Return the whole listing exactly as it stands.

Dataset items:
>> Begin
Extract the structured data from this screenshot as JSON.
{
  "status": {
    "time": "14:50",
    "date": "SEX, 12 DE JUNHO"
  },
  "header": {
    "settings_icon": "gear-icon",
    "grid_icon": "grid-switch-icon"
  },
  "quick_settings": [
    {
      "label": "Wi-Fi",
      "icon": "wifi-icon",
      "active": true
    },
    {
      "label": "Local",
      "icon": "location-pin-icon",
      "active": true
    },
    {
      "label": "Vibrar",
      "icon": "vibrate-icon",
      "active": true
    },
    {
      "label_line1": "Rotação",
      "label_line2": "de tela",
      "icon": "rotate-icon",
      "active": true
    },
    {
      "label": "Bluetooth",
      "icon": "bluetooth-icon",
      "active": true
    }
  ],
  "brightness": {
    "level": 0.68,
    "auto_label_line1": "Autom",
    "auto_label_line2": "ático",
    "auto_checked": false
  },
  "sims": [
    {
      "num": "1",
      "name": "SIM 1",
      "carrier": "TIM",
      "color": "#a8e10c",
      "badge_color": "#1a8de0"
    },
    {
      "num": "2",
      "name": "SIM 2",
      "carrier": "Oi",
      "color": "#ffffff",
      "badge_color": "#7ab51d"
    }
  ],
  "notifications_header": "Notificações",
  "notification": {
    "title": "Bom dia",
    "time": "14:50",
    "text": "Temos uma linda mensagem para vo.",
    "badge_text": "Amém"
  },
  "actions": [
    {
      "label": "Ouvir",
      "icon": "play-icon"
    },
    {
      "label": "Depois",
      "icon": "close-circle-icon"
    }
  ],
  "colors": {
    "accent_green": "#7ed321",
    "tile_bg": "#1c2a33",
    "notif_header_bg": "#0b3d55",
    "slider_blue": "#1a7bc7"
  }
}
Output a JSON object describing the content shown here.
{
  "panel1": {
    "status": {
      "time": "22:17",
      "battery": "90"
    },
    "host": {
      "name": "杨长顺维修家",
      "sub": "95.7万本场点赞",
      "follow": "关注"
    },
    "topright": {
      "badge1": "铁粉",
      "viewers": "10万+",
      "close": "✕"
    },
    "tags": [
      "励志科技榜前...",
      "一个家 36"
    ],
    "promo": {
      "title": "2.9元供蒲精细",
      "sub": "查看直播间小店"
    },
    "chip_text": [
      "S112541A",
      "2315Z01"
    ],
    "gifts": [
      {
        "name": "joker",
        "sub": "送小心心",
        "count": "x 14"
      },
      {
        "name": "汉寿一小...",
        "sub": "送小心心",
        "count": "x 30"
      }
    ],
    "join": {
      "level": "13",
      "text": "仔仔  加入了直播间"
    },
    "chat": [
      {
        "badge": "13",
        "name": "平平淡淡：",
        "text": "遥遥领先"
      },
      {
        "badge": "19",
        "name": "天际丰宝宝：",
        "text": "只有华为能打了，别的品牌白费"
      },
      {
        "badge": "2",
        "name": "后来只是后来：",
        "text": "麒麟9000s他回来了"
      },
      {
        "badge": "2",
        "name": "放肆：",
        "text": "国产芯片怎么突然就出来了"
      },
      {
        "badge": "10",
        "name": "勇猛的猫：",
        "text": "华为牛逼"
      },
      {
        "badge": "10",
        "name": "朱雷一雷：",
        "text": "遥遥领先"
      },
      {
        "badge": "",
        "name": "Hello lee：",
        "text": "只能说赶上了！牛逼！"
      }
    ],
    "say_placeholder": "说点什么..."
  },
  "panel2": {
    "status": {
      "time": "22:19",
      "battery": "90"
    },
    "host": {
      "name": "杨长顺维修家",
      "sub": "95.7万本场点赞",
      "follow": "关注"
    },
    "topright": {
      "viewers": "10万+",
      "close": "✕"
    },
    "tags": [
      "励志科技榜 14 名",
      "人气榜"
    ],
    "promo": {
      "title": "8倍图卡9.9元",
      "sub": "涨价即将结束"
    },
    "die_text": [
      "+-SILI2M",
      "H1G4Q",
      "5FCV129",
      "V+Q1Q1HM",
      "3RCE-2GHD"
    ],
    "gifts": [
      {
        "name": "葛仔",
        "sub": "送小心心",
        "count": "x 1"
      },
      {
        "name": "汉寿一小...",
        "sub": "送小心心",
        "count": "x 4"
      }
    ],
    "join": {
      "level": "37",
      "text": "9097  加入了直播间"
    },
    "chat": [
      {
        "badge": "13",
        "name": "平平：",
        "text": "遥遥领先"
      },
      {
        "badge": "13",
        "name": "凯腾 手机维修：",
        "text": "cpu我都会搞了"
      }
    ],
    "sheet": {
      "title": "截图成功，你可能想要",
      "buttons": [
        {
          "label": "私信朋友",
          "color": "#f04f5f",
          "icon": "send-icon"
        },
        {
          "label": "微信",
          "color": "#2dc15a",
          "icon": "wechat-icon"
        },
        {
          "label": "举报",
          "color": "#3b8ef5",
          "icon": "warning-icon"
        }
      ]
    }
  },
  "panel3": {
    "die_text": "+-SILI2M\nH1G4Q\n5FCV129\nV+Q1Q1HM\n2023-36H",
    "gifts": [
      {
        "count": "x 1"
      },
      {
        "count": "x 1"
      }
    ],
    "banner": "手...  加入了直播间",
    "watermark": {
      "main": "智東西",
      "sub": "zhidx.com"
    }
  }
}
>> End
Result>
Extract the structured data from this screenshot as JSON.
{
  "status": {
    "time": "14:50",
    "date": "SEX, 12 DE JUNHO"
  },
  "header": {
    "settings_icon": "gear-icon",
    "grid_icon": "grid-switch-icon"
  },
  "quick_settings": [
    {
      "label": "Wi-Fi",
      "icon": "wifi-icon",
      "active": true
    },
    {
      "label": "Local",
      "icon": "location-pin-icon",
      "active": true
    },
    {
      "label": "Vibrar",
      "icon": "vibrate-icon",
      "active": true
    },
    {
      "label_line1": "Rotação",
      "label_line2": "de tela",
      "icon": "rotate-icon",
      "active": true
    },
    {
      "label": "Bluetooth",
      "icon": "bluetooth-icon",
      "active": true
    }
  ],
  "brightness": {
    "level": 0.68,
    "auto_label_line1": "Autom",
    "auto_label_line2": "ático",
    "auto_checked": false
  },
  "sims": [
    {
      "num": "1",
      "name": "SIM 1",
      "carrier": "TIM",
      "color": "#a8e10c",
      "badge_color": "#1a8de0"
    },
    {
      "num": "2",
      "name": "SIM 2",
      "carrier": "Oi",
      "color": "#ffffff",
      "badge_color": "#7ab51d"
    }
  ],
  "notifications_header": "Notificações",
  "notification": {
    "title": "Bom dia",
    "time": "14:50",
    "text": "Temos uma linda mensagem para vo.",
    "badge_text": "Amém"
  },
  "actions": [
    {
      "label": "Ouvir",
      "icon": "play-icon"
    },
    {
      "label": "Depois",
      "icon": "close-circle-icon"
    }
  ],
  "colors": {
    "accent_green": "#7ed321",
    "tile_bg": "#1c2a33",
    "notif_header_bg": "#0b3d55",
    "slider_blue": "#1a7bc7"
  }
}
Output a JSON object describing the content shown here.
{
  "panel1": {
    "status": {
      "time": "22:17",
      "battery": "90"
    },
    "host": {
      "name": "杨长顺维修家",
      "sub": "95.7万本场点赞",
      "follow": "关注"
    },
    "topright": {
      "badge1": "铁粉",
      "viewers": "10万+",
      "close": "✕"
    },
    "tags": [
      "励志科技榜前...",
      "一个家 36"
    ],
    "promo": {
      "title": "2.9元供蒲精细",
      "sub": "查看直播间小店"
    },
    "chip_text": [
      "S112541A",
      "2315Z01"
    ],
    "gifts": [
      {
        "name": "joker",
        "sub": "送小心心",
        "count": "x 14"
      },
      {
        "name": "汉寿一小...",
        "sub": "送小心心",
        "count": "x 30"
      }
    ],
    "join": {
      "level": "13",
      "text": "仔仔  加入了直播间"
    },
    "chat": [
      {
        "badge": "13",
        "name": "平平淡淡：",
        "text": "遥遥领先"
      },
      {
        "badge": "19",
        "name": "天际丰宝宝：",
        "text": "只有华为能打了，别的品牌白费"
      },
      {
        "badge": "2",
        "name": "后来只是后来：",
        "text": "麒麟9000s他回来了"
      },
      {
        "badge": "2",
        "name": "放肆：",
        "text": "国产芯片怎么突然就出来了"
      },
      {
        "badge": "10",
        "name": "勇猛的猫：",
        "text": "华为牛逼"
      },
      {
        "badge": "10",
        "name": "朱雷一雷：",
        "text": "遥遥领先"
      },
      {
        "badge": "",
        "name": "Hello lee：",
        "text": "只能说赶上了！牛逼！"
      }
    ],
    "say_placeholder": "说点什么..."
  },
  "panel2": {
    "status": {
      "time": "22:19",
      "battery": "90"
    },
    "host": {
      "name": "杨长顺维修家",
      "sub": "95.7万本场点赞",
      "follow": "关注"
    },
    "topright": {
      "viewers": "10万+",
      "close": "✕"
    },
    "tags": [
      "励志科技榜 14 名",
      "人气榜"
    ],
    "promo": {
      "title": "8倍图卡9.9元",
      "sub": "涨价即将结束"
    },
    "die_text": [
      "+-SILI2M",
      "H1G4Q",
      "5FCV129",
      "V+Q1Q1HM",
      "3RCE-2GHD"
    ],
    "gifts": [
      {
        "name": "葛仔",
        "sub": "送小心心",
        "count": "x 1"
      },
      {
        "name": "汉寿一小...",
        "sub": "送小心心",
        "count": "x 4"
      }
    ],
    "join": {
      "level": "37",
      "text": "9097  加入了直播间"
    },
    "chat": [
      {
        "badge": "13",
        "name": "平平：",
        "text": "遥遥领先"
      },
      {
        "badge": "13",
        "name": "凯腾 手机维修：",
        "text": "cpu我都会搞了"
      }
    ],
    "sheet": {
      "title": "截图成功，你可能想要",
      "buttons": [
        {
          "label": "私信朋友",
          "color": "#f04f5f",
          "icon": "send-icon"
        },
        {
          "label": "微信",
          "color": "#2dc15a",
          "icon": "wechat-icon"
        },
        {
          "label": "举报",
          "color": "#3b8ef5",
          "icon": "warning-icon"
        }
      ]
    }
  },
  "panel3": {
    "die_text": "+-SILI2M\nH1G4Q\n5FCV129\nV+Q1Q1HM\n2023-36H",
    "gifts": [
      {
        "count": "x 1"
      },
      {
        "count": "x 1"
      }
    ],
    "banner": "手...  加入了直播间",
    "watermark": {
      "main": "智東西",
      "sub": "zhidx.com"
    }
  }
}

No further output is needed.